MATERIAL FOR THE TASK
^^^^

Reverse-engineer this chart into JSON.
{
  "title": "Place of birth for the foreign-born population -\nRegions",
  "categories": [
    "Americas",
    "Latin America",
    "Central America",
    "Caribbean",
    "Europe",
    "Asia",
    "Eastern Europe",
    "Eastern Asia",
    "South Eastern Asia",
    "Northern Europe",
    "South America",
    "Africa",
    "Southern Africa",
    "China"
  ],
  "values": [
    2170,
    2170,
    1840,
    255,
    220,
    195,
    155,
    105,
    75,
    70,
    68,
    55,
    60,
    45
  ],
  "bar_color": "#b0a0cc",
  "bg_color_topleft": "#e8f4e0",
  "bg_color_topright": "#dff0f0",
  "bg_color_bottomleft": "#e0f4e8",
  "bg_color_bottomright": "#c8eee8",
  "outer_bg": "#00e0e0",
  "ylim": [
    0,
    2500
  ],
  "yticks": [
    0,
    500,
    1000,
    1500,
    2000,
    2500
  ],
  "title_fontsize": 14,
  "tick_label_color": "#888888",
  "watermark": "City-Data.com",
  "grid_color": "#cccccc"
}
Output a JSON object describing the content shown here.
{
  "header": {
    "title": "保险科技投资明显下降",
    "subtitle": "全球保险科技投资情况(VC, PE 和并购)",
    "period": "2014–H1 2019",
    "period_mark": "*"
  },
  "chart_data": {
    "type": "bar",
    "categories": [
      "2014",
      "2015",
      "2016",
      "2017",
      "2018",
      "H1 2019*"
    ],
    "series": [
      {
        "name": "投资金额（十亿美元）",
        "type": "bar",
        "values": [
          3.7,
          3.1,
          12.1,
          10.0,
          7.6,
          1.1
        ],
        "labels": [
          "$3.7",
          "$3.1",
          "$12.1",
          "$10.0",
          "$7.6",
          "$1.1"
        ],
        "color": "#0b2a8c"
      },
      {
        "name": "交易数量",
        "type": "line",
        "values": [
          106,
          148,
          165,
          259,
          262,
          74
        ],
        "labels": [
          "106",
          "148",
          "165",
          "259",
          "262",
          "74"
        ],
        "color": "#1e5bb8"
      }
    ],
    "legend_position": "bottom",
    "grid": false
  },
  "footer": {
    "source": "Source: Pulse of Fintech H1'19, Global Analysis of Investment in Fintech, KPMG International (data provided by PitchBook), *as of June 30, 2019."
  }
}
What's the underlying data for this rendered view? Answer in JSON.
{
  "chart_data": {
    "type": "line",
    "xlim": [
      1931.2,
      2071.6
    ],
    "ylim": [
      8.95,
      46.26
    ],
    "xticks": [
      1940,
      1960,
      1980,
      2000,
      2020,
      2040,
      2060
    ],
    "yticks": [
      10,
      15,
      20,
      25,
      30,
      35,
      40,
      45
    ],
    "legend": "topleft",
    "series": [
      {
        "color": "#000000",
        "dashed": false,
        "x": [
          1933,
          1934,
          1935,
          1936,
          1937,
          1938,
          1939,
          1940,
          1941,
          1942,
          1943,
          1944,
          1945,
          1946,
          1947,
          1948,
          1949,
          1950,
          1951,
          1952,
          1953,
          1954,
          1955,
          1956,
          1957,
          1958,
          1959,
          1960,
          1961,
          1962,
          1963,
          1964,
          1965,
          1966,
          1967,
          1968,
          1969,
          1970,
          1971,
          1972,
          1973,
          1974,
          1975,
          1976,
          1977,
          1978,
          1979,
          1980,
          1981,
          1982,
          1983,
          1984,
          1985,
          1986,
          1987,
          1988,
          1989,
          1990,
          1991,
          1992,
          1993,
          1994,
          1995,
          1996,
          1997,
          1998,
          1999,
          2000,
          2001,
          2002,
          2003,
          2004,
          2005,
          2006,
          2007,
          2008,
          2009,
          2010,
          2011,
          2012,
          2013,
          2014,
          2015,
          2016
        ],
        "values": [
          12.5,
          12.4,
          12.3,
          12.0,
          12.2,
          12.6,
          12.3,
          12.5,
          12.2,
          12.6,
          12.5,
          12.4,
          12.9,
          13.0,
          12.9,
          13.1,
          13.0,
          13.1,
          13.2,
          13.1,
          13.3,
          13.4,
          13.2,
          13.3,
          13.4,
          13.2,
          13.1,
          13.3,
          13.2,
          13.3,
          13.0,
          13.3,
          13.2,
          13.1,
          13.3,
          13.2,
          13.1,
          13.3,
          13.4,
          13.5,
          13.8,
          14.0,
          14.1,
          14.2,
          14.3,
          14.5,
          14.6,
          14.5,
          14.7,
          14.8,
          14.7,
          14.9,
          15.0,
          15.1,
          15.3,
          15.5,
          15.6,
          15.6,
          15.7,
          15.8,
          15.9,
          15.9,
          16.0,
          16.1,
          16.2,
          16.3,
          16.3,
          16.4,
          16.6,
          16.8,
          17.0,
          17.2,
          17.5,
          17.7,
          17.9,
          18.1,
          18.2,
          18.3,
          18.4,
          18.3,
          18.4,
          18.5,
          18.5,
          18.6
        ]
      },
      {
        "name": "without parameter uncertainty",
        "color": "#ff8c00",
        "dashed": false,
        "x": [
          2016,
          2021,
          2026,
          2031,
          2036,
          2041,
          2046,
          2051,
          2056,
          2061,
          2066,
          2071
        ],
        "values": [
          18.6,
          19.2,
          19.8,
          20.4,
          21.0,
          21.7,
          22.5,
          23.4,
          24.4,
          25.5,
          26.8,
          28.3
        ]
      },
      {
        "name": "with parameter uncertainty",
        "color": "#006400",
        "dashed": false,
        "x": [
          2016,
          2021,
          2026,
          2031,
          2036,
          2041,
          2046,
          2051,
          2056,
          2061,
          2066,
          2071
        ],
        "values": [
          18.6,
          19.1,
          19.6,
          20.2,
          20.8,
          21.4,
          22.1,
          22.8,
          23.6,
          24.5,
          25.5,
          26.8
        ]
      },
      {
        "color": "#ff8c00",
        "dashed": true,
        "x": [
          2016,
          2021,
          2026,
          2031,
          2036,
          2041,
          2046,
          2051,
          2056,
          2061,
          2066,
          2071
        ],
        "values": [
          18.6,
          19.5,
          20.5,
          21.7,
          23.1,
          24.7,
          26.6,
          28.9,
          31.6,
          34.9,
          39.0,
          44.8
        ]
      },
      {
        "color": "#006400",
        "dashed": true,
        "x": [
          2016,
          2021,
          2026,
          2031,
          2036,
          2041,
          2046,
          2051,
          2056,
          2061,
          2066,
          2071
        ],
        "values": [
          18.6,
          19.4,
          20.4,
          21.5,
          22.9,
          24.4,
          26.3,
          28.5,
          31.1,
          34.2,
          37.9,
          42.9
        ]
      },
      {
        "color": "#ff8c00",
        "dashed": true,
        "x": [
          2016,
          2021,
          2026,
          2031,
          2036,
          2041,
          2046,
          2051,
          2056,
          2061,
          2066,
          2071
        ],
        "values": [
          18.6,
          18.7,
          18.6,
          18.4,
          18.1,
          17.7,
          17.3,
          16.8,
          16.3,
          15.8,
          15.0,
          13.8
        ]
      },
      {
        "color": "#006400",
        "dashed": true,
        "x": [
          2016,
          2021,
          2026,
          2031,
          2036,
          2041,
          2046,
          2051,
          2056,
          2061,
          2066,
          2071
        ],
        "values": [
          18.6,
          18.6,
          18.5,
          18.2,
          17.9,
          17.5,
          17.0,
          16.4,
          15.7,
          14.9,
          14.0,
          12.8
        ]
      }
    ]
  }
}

^^^^

WHAT TO DO
Copy all lines from the material that hold "JSON".

EXERCISE OUTPUT
Reverse-engineer this chart into JSON.
Output a JSON object describing the content shown here.
What's the underlying data for this rendered view? Answer in JSON.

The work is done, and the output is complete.